__Instruction__:
Copy the data below exactly, omitting any picture it contains.

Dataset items
:::::

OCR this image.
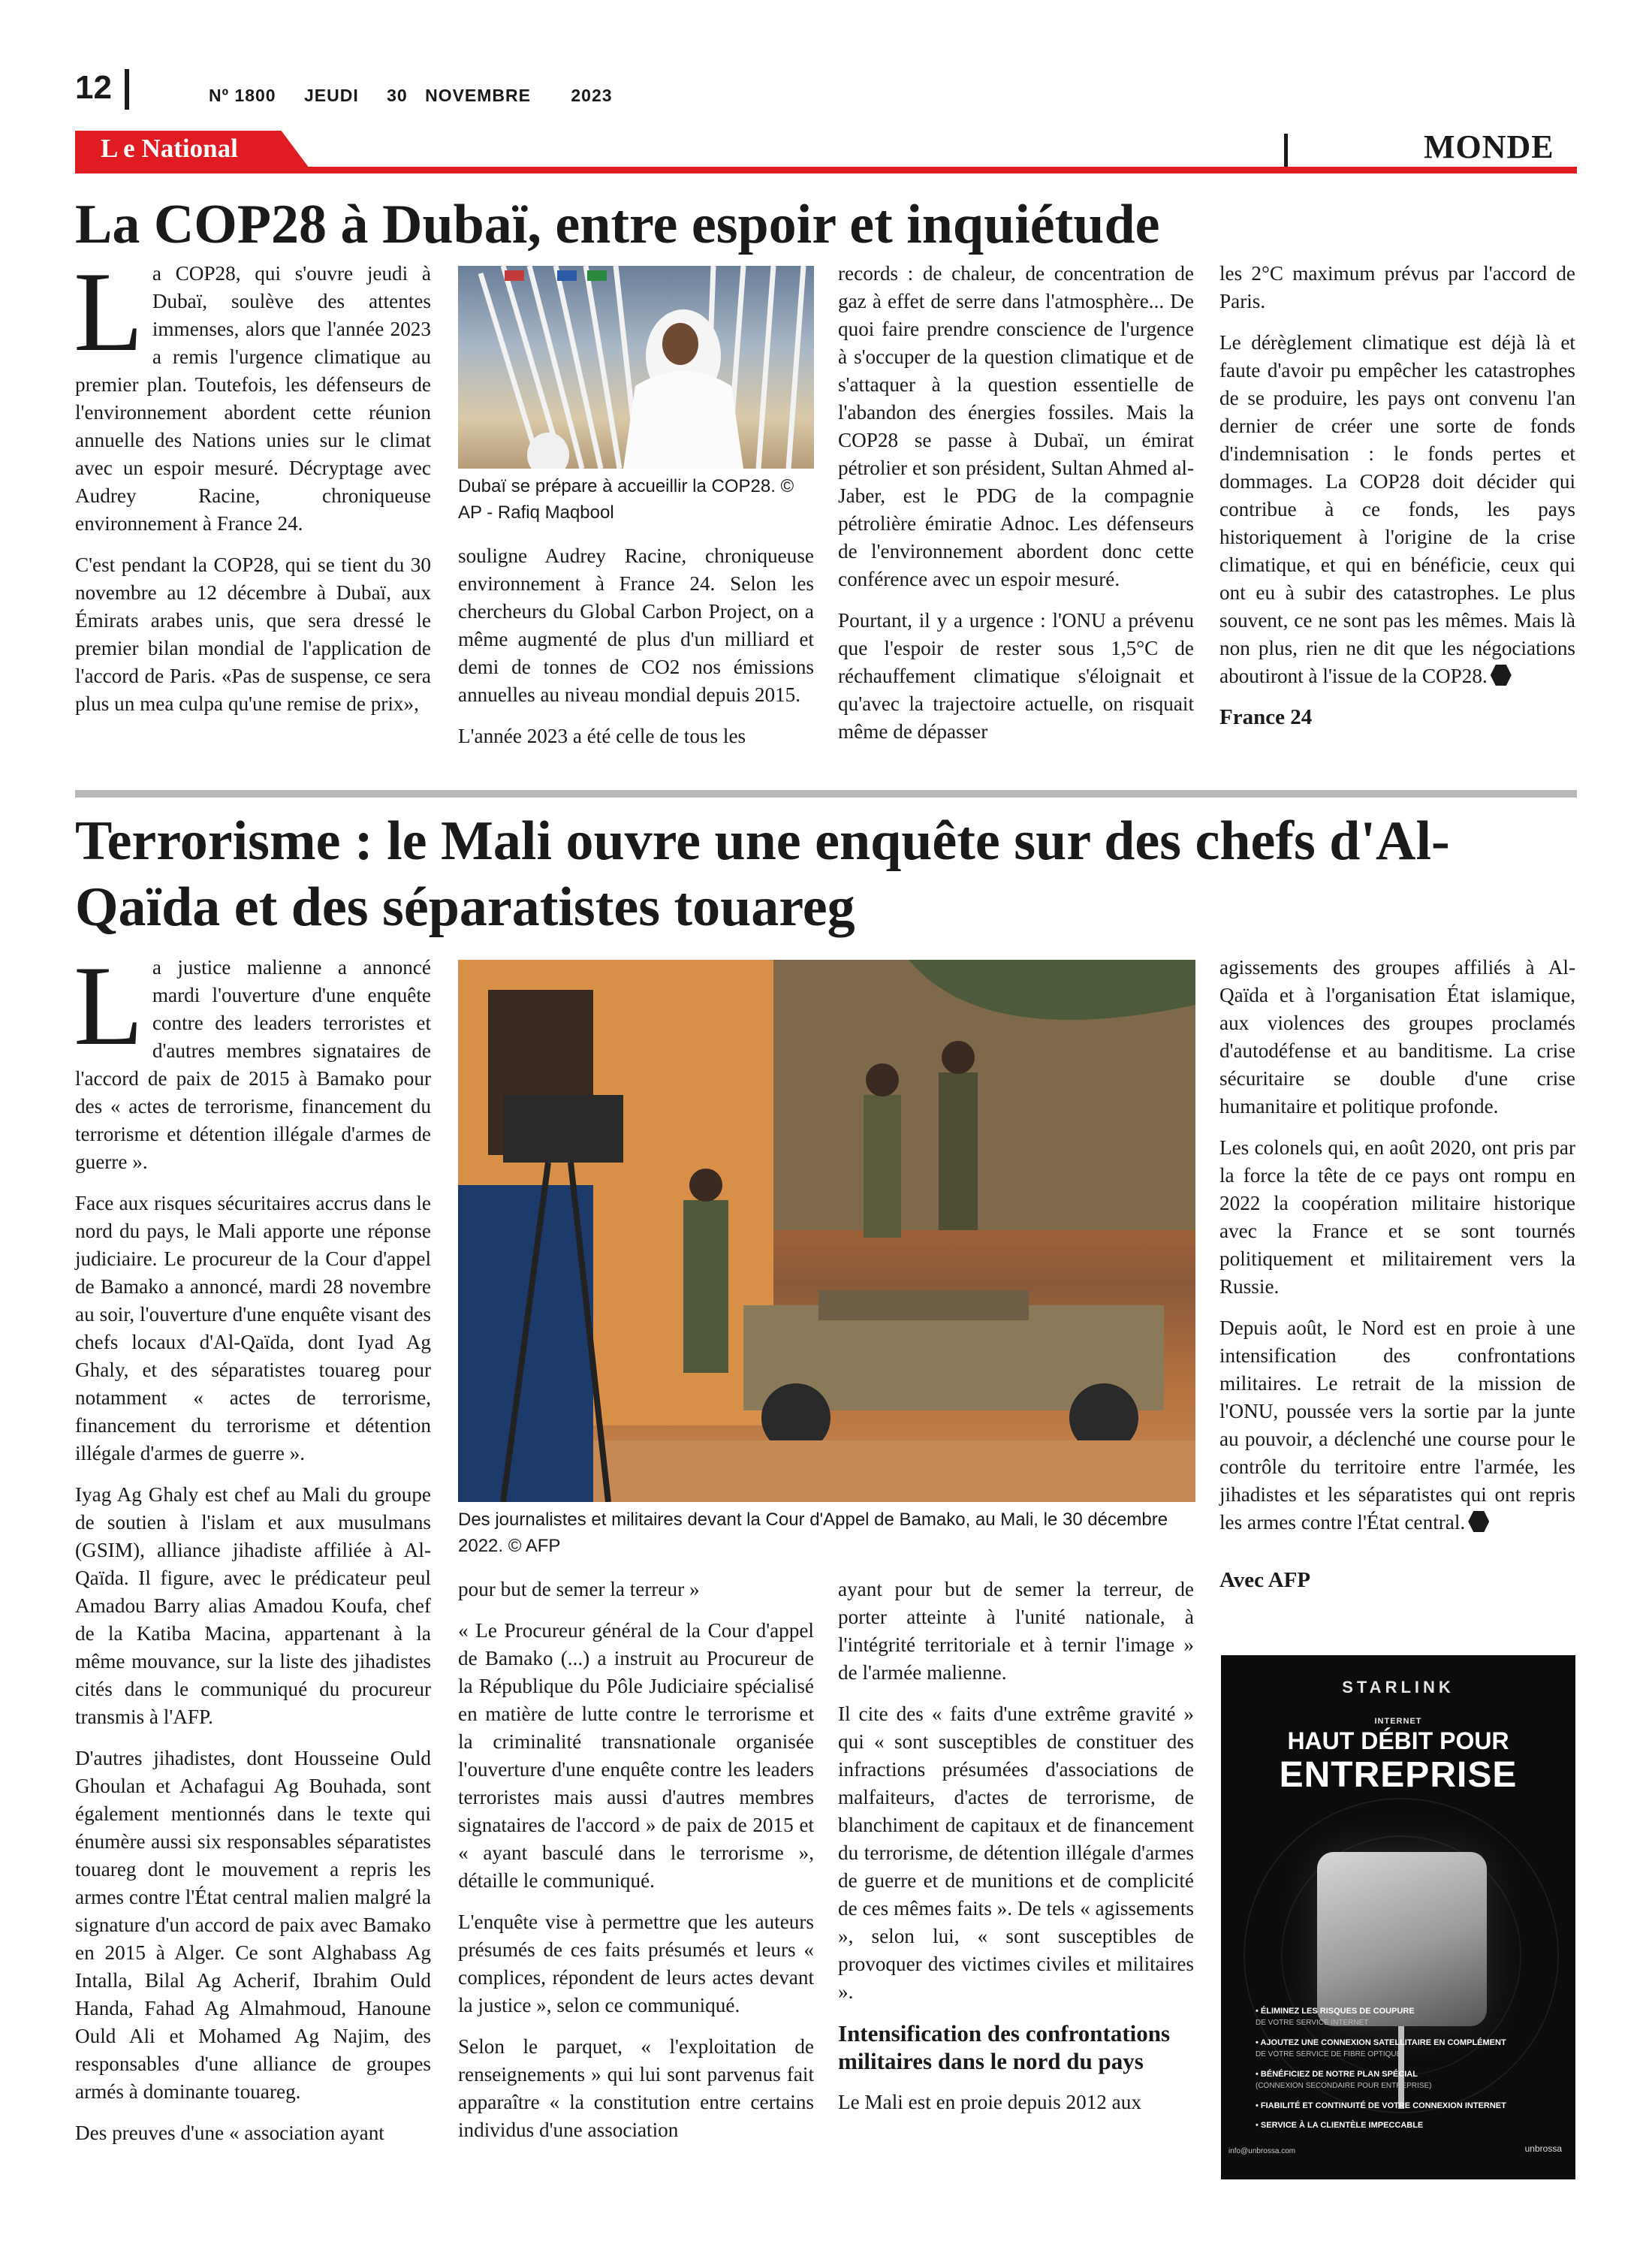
12	Nº 1800 JEUDI 30 NOVEMBRE 2023
L e National	MONDE
La COP28 à Dubaï, entre espoir et inquiétude

La COP28, qui s'ouvre jeudi à Dubaï, soulève des attentes immenses, alors que l'année 2023 a remis l'urgence climatique au premier plan. Toutefois, les défenseurs de l'environnement abordent cette réunion annuelle des Nations unies sur le climat avec un espoir mesuré. Décryptage avec Audrey Racine, chroniqueuse environnement à France 24.

C'est pendant la COP28, qui se tient du 30 novembre au 12 décembre à Dubaï, aux Émirats arabes unis, que sera dressé le premier bilan mondial de l'application de l'accord de Paris. «Pas de suspense, ce sera plus un mea culpa qu'une remise de prix»,

Dubaï se prépare à accueillir la COP28. © AP - Rafiq Maqbool

souligne Audrey Racine, chroniqueuse environnement à France 24. Selon les chercheurs du Global Carbon Project, on a même augmenté de plus d'un milliard et demi de tonnes de CO2 nos émissions annuelles au niveau mondial depuis 2015.

L'année 2023 a été celle de tous les

records : de chaleur, de concentration de gaz à effet de serre dans l'atmosphère... De quoi faire prendre conscience de l'urgence à s'occuper de la question climatique et de s'attaquer à la question essentielle de l'abandon des énergies fossiles. Mais la COP28 se passe à Dubaï, un émirat pétrolier et son président, Sultan Ahmed al-Jaber, est le PDG de la compagnie pétrolière émiratie Adnoc. Les défenseurs de l'environnement abordent donc cette conférence avec un espoir mesuré.

Pourtant, il y a urgence : l'ONU a prévenu que l'espoir de rester sous 1,5°C de réchauffement climatique s'éloignait et qu'avec la trajectoire actuelle, on risquait même de dépasser

les 2°C maximum prévus par l'accord de Paris.

Le dérèglement climatique est déjà là et faute d'avoir pu empêcher les catastrophes de se produire, les pays ont convenu l'an dernier de créer une sorte de fonds d'indemnisation : le fonds pertes et dommages. La COP28 doit décider qui contribue à ce fonds, les pays historiquement à l'origine de la crise climatique, et qui en bénéficie, ceux qui ont eu à subir des catastrophes. Le plus souvent, ce ne sont pas les mêmes. Mais là non plus, rien ne dit que les négociations aboutiront à l'issue de la COP28.

France 24

Terrorisme : le Mali ouvre une enquête sur des chefs d'Al-Qaïda et des séparatistes touareg

La justice malienne a annoncé mardi l'ouverture d'une enquête contre des leaders terroristes et d'autres membres signataires de l'accord de paix de 2015 à Bamako pour des « actes de terrorisme, financement du terrorisme et détention illégale d'armes de guerre ».

Face aux risques sécuritaires accrus dans le nord du pays, le Mali apporte une réponse judiciaire. Le procureur de la Cour d'appel de Bamako a annoncé, mardi 28 novembre au soir, l'ouverture d'une enquête visant des chefs locaux d'Al-Qaïda, dont Iyad Ag Ghaly, et des séparatistes touareg pour notamment « actes de terrorisme, financement du terrorisme et détention illégale d'armes de guerre ».

Iyag Ag Ghaly est chef au Mali du groupe de soutien à l'islam et aux musulmans (GSIM), alliance jihadiste affiliée à Al-Qaïda. Il figure, avec le prédicateur peul Amadou Barry alias Amadou Koufa, chef de la Katiba Macina, appartenant à la même mouvance, sur la liste des jihadistes cités dans le communiqué du procureur transmis à l'AFP.

D'autres jihadistes, dont Housseine Ould Ghoulan et Achafagui Ag Bouhada, sont également mentionnés dans le texte qui énumère aussi six responsables séparatistes touareg dont le mouvement a repris les armes contre l'État central malien malgré la signature d'un accord de paix avec Bamako en 2015 à Alger. Ce sont Alghabass Ag Intalla, Bilal Ag Acherif, Ibrahim Ould Handa, Fahad Ag Almahmoud, Hanoune Ould Ali et Mohamed Ag Najim, des responsables d'une alliance de groupes armés à dominante touareg.

Des preuves d'une « association ayant

Des journalistes et militaires devant la Cour d'Appel de Bamako, au Mali, le 30 décembre 2022. © AFP

pour but de semer la terreur »

« Le Procureur général de la Cour d'appel de Bamako (...) a instruit au Procureur de la République du Pôle Judiciaire spécialisé en matière de lutte contre le terrorisme et la criminalité transnationale organisée l'ouverture d'une enquête contre les leaders terroristes mais aussi d'autres membres signataires de l'accord » de paix de 2015 et « ayant basculé dans le terrorisme », détaille le communiqué.

L'enquête vise à permettre que les auteurs présumés de ces faits présumés et leurs « complices, répondent de leurs actes devant la justice », selon ce communiqué.

Selon le parquet, « l'exploitation de renseignements » qui lui sont parvenus fait apparaître « la constitution entre certains individus d'une association

ayant pour but de semer la terreur, de porter atteinte à l'unité nationale, à l'intégrité territoriale et à ternir l'image » de l'armée malienne.

Il cite des « faits d'une extrême gravité » qui « sont susceptibles de constituer des infractions présumées d'associations de malfaiteurs, d'actes de terrorisme, de blanchiment de capitaux et de financement du terrorisme, de détention illégale d'armes de guerre et de munitions et de complicité de ces mêmes faits ». De tels « agissements », selon lui, « sont susceptibles de provoquer des victimes civiles et militaires ».

Intensification des confrontations militaires dans le nord du pays

Le Mali est en proie depuis 2012 aux

agissements des groupes affiliés à Al-Qaïda et à l'organisation État islamique, aux violences des groupes proclamés d'autodéfense et au banditisme. La crise sécuritaire se double d'une crise humanitaire et politique profonde.

Les colonels qui, en août 2020, ont pris par la force la tête de ce pays ont rompu en 2022 la coopération militaire historique avec la France et se sont tournés politiquement et militairement vers la Russie.

Depuis août, le Nord est en proie à une intensification des confrontations militaires. Le retrait de la mission de l'ONU, poussée vers la sortie par la junte au pouvoir, a déclenché une course pour le contrôle du territoire entre l'armée, les jihadistes et les séparatistes qui ont repris les armes contre l'État central.

Avec AFP

STARLINK
INTERNET
HAUT DÉBIT POUR
ENTREPRISE
• ÉLIMINEZ LES RISQUES DE COUPURE
DE VOTRE SERVICE INTERNET
• AJOUTEZ UNE CONNEXION SATELLITAIRE EN COMPLÉMENT
DE VOTRE SERVICE DE FIBRE OPTIQUE
• BÉNÉFICIEZ DE NOTRE PLAN SPÉCIAL
(CONNEXION SECONDAIRE POUR ENTREPRISE)
• FIABILITÉ ET CONTINUITÉ DE VOTRE CONNEXION INTERNET
• SERVICE À LA CLIENTÈLE IMPECCABLE
info@unbrossa.com	unbrossa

:::::

__Worked answer__:
OCR this image.
12	Nº 1800 JEUDI 30 NOVEMBRE 2023
L e National	MONDE
La COP28 à Dubaï, entre espoir et inquiétude

La COP28, qui s'ouvre jeudi à Dubaï, soulève des attentes immenses, alors que l'année 2023 a remis l'urgence climatique au premier plan. Toutefois, les défenseurs de l'environnement abordent cette réunion annuelle des Nations unies sur le climat avec un espoir mesuré. Décryptage avec Audrey Racine, chroniqueuse environnement à France 24.

C'est pendant la COP28, qui se tient du 30 novembre au 12 décembre à Dubaï, aux Émirats arabes unis, que sera dressé le premier bilan mondial de l'application de l'accord de Paris. «Pas de suspense, ce sera plus un mea culpa qu'une remise de prix»,

Dubaï se prépare à accueillir la COP28. © AP - Rafiq Maqbool

souligne Audrey Racine, chroniqueuse environnement à France 24. Selon les chercheurs du Global Carbon Project, on a même augmenté de plus d'un milliard et demi de tonnes de CO2 nos émissions annuelles au niveau mondial depuis 2015.

L'année 2023 a été celle de tous les

records : de chaleur, de concentration de gaz à effet de serre dans l'atmosphère... De quoi faire prendre conscience de l'urgence à s'occuper de la question climatique et de s'attaquer à la question essentielle de l'abandon des énergies fossiles. Mais la COP28 se passe à Dubaï, un émirat pétrolier et son président, Sultan Ahmed al-Jaber, est le PDG de la compagnie pétrolière émiratie Adnoc. Les défenseurs de l'environnement abordent donc cette conférence avec un espoir mesuré.

Pourtant, il y a urgence : l'ONU a prévenu que l'espoir de rester sous 1,5°C de réchauffement climatique s'éloignait et qu'avec la trajectoire actuelle, on risquait même de dépasser

les 2°C maximum prévus par l'accord de Paris.

Le dérèglement climatique est déjà là et faute d'avoir pu empêcher les catastrophes de se produire, les pays ont convenu l'an dernier de créer une sorte de fonds d'indemnisation : le fonds pertes et dommages. La COP28 doit décider qui contribue à ce fonds, les pays historiquement à l'origine de la crise climatique, et qui en bénéficie, ceux qui ont eu à subir des catastrophes. Le plus souvent, ce ne sont pas les mêmes. Mais là non plus, rien ne dit que les négociations aboutiront à l'issue de la COP28.

France 24

Terrorisme : le Mali ouvre une enquête sur des chefs d'Al-Qaïda et des séparatistes touareg

La justice malienne a annoncé mardi l'ouverture d'une enquête contre des leaders terroristes et d'autres membres signataires de l'accord de paix de 2015 à Bamako pour des « actes de terrorisme, financement du terrorisme et détention illégale d'armes de guerre ».

Face aux risques sécuritaires accrus dans le nord du pays, le Mali apporte une réponse judiciaire. Le procureur de la Cour d'appel de Bamako a annoncé, mardi 28 novembre au soir, l'ouverture d'une enquête visant des chefs locaux d'Al-Qaïda, dont Iyad Ag Ghaly, et des séparatistes touareg pour notamment « actes de terrorisme, financement du terrorisme et détention illégale d'armes de guerre ».

Iyag Ag Ghaly est chef au Mali du groupe de soutien à l'islam et aux musulmans (GSIM), alliance jihadiste affiliée à Al-Qaïda. Il figure, avec le prédicateur peul Amadou Barry alias Amadou Koufa, chef de la Katiba Macina, appartenant à la même mouvance, sur la liste des jihadistes cités dans le communiqué du procureur transmis à l'AFP.

D'autres jihadistes, dont Housseine Ould Ghoulan et Achafagui Ag Bouhada, sont également mentionnés dans le texte qui énumère aussi six responsables séparatistes touareg dont le mouvement a repris les armes contre l'État central malien malgré la signature d'un accord de paix avec Bamako en 2015 à Alger. Ce sont Alghabass Ag Intalla, Bilal Ag Acherif, Ibrahim Ould Handa, Fahad Ag Almahmoud, Hanoune Ould Ali et Mohamed Ag Najim, des responsables d'une alliance de groupes armés à dominante touareg.

Des preuves d'une « association ayant

Des journalistes et militaires devant la Cour d'Appel de Bamako, au Mali, le 30 décembre 2022. © AFP

pour but de semer la terreur »

« Le Procureur général de la Cour d'appel de Bamako (...) a instruit au Procureur de la République du Pôle Judiciaire spécialisé en matière de lutte contre le terrorisme et la criminalité transnationale organisée l'ouverture d'une enquête contre les leaders terroristes mais aussi d'autres membres signataires de l'accord » de paix de 2015 et « ayant basculé dans le terrorisme », détaille le communiqué.

L'enquête vise à permettre que les auteurs présumés de ces faits présumés et leurs « complices, répondent de leurs actes devant la justice », selon ce communiqué.

Selon le parquet, « l'exploitation de renseignements » qui lui sont parvenus fait apparaître « la constitution entre certains individus d'une association

ayant pour but de semer la terreur, de porter atteinte à l'unité nationale, à l'intégrité territoriale et à ternir l'image » de l'armée malienne.

Il cite des « faits d'une extrême gravité » qui « sont susceptibles de constituer des infractions présumées d'associations de malfaiteurs, d'actes de terrorisme, de blanchiment de capitaux et de financement du terrorisme, de détention illégale d'armes de guerre et de munitions et de complicité de ces mêmes faits ». De tels « agissements », selon lui, « sont susceptibles de provoquer des victimes civiles et militaires ».

Intensification des confrontations militaires dans le nord du pays

Le Mali est en proie depuis 2012 aux

agissements des groupes affiliés à Al-Qaïda et à l'organisation État islamique, aux violences des groupes proclamés d'autodéfense et au banditisme. La crise sécuritaire se double d'une crise humanitaire et politique profonde.

Les colonels qui, en août 2020, ont pris par la force la tête de ce pays ont rompu en 2022 la coopération militaire historique avec la France et se sont tournés politiquement et militairement vers la Russie.

Depuis août, le Nord est en proie à une intensification des confrontations militaires. Le retrait de la mission de l'ONU, poussée vers la sortie par la junte au pouvoir, a déclenché une course pour le contrôle du territoire entre l'armée, les jihadistes et les séparatistes qui ont repris les armes contre l'État central.

Avec AFP

STARLINK
INTERNET
HAUT DÉBIT POUR
ENTREPRISE
• ÉLIMINEZ LES RISQUES DE COUPURE
DE VOTRE SERVICE INTERNET
• AJOUTEZ UNE CONNEXION SATELLITAIRE EN COMPLÉMENT
DE VOTRE SERVICE DE FIBRE OPTIQUE
• BÉNÉFICIEZ DE NOTRE PLAN SPÉCIAL
(CONNEXION SECONDAIRE POUR ENTREPRISE)
• FIABILITÉ ET CONTINUITÉ DE VOTRE CONNEXION INTERNET
• SERVICE À LA CLIENTÈLE IMPECCABLE
info@unbrossa.com	unbrossa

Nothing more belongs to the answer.